* **Reto a**
Convierte en una tabla Markdown el tramo del listado que va desde la línea que contiene "reply-button[interactable] bbox=[76, 706, 92, 720]" hasta la que contiene "timestamp[interactable]: 22m bbox=[249, 11, 276, 27]", ambas incluidas, y omite las líneas en blanco. Usa las columnas Núm, con el número de fila, y Línea.

* **Fuente**
El Magisterio de la Iglesia
ha enseñado de modo uniforme que la anticoncepción es siempre materia de pecado
grave ¿Por qué?
Pregunta:
Al confesarme, un
sacerdote me dijo que la anticoncepción es pecado grave. En el momento no me
animé a preguntarle si siempre era pecado mortal, o en algún caso era sólo
pecado venial. ¿Podría Usted contestarme?
Respuesta:
Estimado:
Debo
responderle que el Magisterio de la Iglesia -desde la Encíclica Casti
connubii, de Pío XI, pasando por el Concilio Vaticano II y Pablo VI, hasta los
diversos documentos de Juan Pablo II- ha enseñado de modo uniforme que la
anticoncepción es siempre materia de pecado grave.
Tenga
en cuenta, para entender esto, que materia grave de pecado se consideran
aquellos valores fundamentales de la persona que están protegidos por los diez
mandamientos (precisamente por su importancia para la perfección de la persona
humana, es decir, para que la persona alcance los fines que la
perfeccionan)[1].
El
Magisterio de la Iglesia, pues, enseña que la anticoncepción es materia de
pecado grave al afirmar que: 1º en el acto conyugal están en juego valores
importantes, y 2º que los anticonceptivos ponen seriamente en peligro
tales valores.
En
este sentido, la Gaudium et spes presenta el acto conyugal como la
expresión privilegiada y típicamente propia del amor conyugal y, a su vez, dice
que el amor conyugal está constitucionalmente ordenado a la transmisión de la
vida, o procreación[2]. Amor y vida son, por consiguiente, los valores
centrales que están en juego en el amor conyugal. Y esos valores son
evidentemente de suma importancia.

* **Listado mostrado**
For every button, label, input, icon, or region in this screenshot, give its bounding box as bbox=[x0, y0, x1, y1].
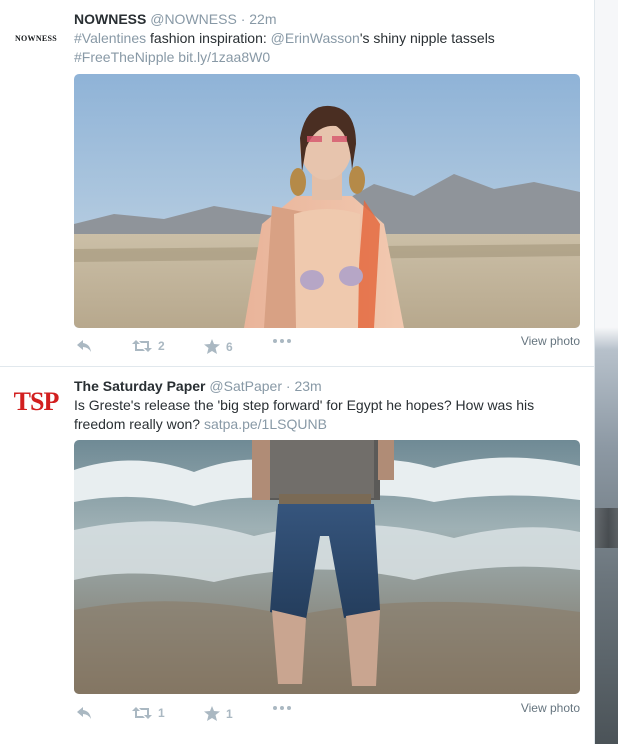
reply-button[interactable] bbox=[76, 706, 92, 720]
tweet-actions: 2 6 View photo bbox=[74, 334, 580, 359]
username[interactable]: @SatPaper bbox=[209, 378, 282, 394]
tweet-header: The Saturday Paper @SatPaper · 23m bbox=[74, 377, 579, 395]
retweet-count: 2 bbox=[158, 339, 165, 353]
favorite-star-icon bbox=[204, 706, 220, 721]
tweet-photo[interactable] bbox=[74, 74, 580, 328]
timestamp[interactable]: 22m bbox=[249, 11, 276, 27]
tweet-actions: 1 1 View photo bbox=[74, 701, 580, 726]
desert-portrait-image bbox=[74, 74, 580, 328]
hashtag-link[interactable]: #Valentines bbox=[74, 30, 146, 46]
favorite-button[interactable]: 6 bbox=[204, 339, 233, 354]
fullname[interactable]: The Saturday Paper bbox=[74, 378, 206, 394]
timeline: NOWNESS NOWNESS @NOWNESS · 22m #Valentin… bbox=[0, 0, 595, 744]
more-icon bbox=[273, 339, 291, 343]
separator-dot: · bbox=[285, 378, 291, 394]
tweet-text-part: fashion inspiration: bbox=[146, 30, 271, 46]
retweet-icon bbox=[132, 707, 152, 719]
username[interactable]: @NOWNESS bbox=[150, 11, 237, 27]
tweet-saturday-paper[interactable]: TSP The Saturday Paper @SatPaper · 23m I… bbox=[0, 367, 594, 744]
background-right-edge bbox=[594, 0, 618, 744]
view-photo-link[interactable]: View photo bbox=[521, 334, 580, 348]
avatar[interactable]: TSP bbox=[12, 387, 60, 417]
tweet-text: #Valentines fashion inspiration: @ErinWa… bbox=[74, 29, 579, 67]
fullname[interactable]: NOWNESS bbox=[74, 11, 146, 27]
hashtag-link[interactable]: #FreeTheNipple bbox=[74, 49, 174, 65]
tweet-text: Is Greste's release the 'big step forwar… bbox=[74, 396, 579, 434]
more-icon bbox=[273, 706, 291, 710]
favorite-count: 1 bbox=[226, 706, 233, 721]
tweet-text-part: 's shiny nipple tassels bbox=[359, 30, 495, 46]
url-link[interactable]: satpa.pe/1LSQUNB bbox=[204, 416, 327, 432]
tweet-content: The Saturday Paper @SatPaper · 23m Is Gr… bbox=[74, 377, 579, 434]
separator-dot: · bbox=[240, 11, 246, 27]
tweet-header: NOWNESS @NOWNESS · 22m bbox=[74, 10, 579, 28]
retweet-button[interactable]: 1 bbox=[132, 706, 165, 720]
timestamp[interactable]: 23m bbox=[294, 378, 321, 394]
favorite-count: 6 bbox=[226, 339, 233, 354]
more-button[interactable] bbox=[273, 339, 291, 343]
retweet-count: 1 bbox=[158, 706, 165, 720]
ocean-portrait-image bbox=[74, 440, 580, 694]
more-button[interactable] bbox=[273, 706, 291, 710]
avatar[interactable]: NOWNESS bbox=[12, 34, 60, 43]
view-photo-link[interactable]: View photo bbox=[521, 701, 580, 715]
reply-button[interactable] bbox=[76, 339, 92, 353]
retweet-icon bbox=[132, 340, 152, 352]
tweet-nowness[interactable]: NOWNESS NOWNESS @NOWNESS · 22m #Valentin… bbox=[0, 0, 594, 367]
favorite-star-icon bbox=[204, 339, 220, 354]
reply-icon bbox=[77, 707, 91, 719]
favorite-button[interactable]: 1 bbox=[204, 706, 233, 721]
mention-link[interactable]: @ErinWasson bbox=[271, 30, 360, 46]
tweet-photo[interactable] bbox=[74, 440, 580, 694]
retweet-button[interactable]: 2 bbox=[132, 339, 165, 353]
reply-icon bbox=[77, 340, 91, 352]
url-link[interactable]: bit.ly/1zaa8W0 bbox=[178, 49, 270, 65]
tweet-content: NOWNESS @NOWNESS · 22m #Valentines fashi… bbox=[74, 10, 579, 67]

* **Reto b**
Traduce al inglés esta oración de la fuente: «Amor y vida son, por consiguiente, los valores centrales que están en juego en el amor conyugal.»

* **Respuesta completa a**
| Núm | Línea |
|---|---|
| 1 | reply-button[interactable] bbox=[76, 706, 92, 720] |
| 2 | tweet-actions: 2 6 View photo bbox=[74, 334, 580, 359] |
| 3 | username[interactable]: @SatPaper bbox=[209, 378, 282, 394] |
| 4 | tweet-header: The Saturday Paper @SatPaper · 23m bbox=[74, 377, 579, 395] |
| 5 | retweet-count: 2 bbox=[158, 339, 165, 353] |
| 6 | favorite-star-icon bbox=[204, 706, 220, 721] |
| 7 | tweet-photo[interactable] bbox=[74, 74, 580, 328] |
| 8 | timestamp[interactable]: 22m bbox=[249, 11, 276, 27] |

* **Respuesta completa b**
Love and life are, therefore, the central values at stake in conjugal love.